• DATA:
——

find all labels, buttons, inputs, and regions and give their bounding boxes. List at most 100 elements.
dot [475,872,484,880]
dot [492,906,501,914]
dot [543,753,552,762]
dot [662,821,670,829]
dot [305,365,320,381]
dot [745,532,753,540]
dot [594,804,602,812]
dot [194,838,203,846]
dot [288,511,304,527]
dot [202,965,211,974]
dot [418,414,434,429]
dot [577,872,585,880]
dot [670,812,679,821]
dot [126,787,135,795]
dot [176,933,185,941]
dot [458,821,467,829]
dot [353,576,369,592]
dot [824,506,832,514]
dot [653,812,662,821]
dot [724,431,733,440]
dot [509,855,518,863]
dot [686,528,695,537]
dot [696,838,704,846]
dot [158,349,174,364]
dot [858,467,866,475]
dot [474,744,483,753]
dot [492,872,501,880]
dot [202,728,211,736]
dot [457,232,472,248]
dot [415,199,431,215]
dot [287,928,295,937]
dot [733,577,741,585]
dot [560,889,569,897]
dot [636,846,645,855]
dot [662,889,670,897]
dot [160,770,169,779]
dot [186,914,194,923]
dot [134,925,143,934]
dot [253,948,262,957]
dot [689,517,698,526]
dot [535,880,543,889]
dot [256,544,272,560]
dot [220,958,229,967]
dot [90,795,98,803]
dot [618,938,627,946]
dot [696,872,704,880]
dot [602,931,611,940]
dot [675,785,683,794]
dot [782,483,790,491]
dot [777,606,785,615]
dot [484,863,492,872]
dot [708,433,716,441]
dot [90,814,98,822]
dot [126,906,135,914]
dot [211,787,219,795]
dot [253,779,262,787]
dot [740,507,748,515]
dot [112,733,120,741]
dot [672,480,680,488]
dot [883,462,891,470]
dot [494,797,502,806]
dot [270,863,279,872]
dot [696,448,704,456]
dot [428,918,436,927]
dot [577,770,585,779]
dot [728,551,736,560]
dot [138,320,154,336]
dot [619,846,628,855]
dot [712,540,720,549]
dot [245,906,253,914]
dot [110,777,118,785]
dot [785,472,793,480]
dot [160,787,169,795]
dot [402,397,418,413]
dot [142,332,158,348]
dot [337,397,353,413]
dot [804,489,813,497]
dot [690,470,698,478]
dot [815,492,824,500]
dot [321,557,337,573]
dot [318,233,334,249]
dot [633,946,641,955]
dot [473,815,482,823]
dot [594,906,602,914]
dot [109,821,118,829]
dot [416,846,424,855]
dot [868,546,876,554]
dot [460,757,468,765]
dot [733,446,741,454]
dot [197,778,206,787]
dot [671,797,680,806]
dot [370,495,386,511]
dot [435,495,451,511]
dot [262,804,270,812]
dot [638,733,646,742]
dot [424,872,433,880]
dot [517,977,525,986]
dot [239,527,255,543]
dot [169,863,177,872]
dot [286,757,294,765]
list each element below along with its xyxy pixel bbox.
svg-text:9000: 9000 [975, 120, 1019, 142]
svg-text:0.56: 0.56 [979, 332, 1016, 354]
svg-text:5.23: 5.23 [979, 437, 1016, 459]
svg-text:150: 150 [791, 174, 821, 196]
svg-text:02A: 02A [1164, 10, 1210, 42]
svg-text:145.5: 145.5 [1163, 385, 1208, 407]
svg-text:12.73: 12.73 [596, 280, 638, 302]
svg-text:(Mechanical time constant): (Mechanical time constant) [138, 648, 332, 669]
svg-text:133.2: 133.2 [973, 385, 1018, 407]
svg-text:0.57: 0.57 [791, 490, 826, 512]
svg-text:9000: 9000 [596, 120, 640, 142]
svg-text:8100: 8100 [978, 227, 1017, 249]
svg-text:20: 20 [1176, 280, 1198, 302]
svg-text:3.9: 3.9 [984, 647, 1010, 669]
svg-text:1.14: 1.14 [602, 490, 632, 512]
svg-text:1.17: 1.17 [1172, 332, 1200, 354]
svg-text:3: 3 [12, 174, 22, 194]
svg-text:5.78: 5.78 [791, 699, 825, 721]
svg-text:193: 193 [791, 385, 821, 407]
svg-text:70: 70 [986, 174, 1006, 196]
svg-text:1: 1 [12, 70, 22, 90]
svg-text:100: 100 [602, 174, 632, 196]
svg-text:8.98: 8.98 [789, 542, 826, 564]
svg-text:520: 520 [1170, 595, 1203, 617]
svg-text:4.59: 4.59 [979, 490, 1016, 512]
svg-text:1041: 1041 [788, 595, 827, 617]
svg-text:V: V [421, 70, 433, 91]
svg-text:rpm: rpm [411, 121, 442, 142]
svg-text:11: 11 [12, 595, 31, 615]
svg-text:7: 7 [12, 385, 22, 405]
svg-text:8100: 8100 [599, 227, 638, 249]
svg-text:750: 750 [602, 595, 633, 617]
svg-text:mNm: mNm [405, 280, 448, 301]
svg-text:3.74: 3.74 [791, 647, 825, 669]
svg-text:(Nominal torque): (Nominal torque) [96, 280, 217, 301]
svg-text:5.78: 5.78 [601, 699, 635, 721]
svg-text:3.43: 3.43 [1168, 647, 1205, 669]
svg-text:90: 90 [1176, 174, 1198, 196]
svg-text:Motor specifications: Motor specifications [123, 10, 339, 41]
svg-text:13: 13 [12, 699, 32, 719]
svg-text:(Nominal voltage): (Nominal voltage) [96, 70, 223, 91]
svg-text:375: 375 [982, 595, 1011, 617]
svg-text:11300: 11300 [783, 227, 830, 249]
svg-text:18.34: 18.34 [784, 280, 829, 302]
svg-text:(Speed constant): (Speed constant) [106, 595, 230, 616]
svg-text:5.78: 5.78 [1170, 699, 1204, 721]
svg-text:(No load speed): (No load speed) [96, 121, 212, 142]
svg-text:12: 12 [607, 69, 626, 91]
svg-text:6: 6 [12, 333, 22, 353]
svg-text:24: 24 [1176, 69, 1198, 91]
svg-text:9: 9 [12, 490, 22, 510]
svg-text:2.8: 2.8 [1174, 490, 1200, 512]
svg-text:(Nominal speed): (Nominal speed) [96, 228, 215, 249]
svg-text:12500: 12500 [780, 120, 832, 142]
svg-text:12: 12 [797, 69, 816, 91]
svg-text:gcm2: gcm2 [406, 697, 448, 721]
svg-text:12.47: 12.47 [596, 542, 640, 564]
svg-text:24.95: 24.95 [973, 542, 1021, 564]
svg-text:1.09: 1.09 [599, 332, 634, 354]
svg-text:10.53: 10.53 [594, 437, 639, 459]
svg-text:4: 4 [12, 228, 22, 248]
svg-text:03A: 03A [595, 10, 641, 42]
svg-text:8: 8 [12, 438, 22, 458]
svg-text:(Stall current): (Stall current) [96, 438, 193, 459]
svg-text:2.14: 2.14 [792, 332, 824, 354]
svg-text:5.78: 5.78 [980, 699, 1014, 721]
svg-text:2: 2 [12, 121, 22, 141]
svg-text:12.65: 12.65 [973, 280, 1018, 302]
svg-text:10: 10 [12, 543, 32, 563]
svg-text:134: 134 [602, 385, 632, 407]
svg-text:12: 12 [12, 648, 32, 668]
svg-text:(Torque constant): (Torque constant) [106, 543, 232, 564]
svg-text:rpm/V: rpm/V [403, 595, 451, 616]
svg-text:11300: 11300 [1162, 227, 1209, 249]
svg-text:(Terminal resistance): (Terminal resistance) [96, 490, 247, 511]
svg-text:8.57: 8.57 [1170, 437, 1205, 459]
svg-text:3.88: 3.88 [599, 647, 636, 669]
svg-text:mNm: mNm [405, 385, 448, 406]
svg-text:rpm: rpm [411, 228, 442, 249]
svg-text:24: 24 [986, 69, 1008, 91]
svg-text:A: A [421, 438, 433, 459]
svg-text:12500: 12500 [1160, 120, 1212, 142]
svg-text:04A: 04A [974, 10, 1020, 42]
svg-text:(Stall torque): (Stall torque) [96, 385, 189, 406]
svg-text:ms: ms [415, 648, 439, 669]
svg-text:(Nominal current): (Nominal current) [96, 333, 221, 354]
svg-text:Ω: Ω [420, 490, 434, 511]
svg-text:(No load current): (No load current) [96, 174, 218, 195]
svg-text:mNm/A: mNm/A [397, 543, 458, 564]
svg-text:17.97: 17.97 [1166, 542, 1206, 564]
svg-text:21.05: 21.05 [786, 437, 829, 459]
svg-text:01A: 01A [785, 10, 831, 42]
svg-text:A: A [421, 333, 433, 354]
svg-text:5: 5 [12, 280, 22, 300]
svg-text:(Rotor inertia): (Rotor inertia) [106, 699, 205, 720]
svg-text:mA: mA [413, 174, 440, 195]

——

Rename "dot" to "marker" in the lines from the start of the records through the line containing "dot [696,838,704,846]", and give those lines again with nothing else changed.

find all labels, buttons, inputs, and regions and give their bounding boxes. List at most 100 elements.
marker [475,872,484,880]
marker [492,906,501,914]
marker [543,753,552,762]
marker [662,821,670,829]
marker [305,365,320,381]
marker [745,532,753,540]
marker [594,804,602,812]
marker [194,838,203,846]
marker [288,511,304,527]
marker [202,965,211,974]
marker [418,414,434,429]
marker [577,872,585,880]
marker [670,812,679,821]
marker [126,787,135,795]
marker [176,933,185,941]
marker [458,821,467,829]
marker [353,576,369,592]
marker [824,506,832,514]
marker [653,812,662,821]
marker [724,431,733,440]
marker [509,855,518,863]
marker [686,528,695,537]
marker [696,838,704,846]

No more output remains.